#### [GIVEN REQUEST]
Work out how many lines in the listing below include the word "plate". Give nothing but the number.

(Rows from a dataset)
···

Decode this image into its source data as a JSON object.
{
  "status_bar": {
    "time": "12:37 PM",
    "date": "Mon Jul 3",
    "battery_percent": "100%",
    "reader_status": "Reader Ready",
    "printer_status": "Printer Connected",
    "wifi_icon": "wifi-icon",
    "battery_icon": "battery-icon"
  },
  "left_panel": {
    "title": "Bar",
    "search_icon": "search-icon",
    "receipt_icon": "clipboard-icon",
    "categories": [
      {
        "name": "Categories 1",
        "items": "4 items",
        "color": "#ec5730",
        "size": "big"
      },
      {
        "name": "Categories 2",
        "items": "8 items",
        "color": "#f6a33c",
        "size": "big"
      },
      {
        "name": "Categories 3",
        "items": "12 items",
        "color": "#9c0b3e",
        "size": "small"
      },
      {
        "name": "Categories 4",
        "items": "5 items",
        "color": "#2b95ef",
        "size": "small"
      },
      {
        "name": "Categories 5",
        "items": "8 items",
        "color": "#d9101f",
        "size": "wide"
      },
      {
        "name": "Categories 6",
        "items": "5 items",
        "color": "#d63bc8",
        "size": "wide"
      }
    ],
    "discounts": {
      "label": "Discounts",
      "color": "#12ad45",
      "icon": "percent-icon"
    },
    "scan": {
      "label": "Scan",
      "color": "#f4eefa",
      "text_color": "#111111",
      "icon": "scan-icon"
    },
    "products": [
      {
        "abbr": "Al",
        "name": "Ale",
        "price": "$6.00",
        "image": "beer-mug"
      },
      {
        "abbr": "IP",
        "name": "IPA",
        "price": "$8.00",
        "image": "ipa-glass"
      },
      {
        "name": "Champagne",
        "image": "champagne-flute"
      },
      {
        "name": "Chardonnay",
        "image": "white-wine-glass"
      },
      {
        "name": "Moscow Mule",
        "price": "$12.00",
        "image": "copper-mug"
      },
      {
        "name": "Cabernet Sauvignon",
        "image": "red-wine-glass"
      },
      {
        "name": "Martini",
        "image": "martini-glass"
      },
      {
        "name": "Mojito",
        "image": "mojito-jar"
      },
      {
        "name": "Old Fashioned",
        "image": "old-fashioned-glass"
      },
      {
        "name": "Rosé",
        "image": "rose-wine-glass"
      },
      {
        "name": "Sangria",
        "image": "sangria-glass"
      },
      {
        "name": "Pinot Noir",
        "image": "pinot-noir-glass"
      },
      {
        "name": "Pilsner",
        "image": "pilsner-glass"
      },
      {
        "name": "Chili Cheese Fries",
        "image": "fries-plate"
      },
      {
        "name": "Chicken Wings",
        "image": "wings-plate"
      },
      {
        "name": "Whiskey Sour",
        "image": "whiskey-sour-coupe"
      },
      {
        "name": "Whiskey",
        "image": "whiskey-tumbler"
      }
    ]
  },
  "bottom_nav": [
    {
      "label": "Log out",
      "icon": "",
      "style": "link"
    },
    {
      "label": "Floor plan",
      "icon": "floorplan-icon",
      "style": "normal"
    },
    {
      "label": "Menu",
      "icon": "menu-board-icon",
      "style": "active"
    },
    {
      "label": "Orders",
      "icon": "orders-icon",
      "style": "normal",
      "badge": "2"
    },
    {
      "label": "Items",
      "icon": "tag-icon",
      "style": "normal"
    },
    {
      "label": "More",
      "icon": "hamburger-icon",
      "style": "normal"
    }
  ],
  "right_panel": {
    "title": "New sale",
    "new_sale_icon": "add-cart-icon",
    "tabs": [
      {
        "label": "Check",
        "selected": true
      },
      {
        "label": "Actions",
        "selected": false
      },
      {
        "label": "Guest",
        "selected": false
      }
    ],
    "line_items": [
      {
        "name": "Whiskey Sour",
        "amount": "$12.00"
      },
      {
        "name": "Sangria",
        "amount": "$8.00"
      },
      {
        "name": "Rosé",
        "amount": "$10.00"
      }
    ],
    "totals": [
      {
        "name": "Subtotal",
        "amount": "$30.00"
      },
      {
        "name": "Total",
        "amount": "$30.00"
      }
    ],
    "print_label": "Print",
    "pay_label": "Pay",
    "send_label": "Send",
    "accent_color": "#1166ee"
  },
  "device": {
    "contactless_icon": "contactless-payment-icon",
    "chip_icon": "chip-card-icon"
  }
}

···

#### [FINAL RESULT]
2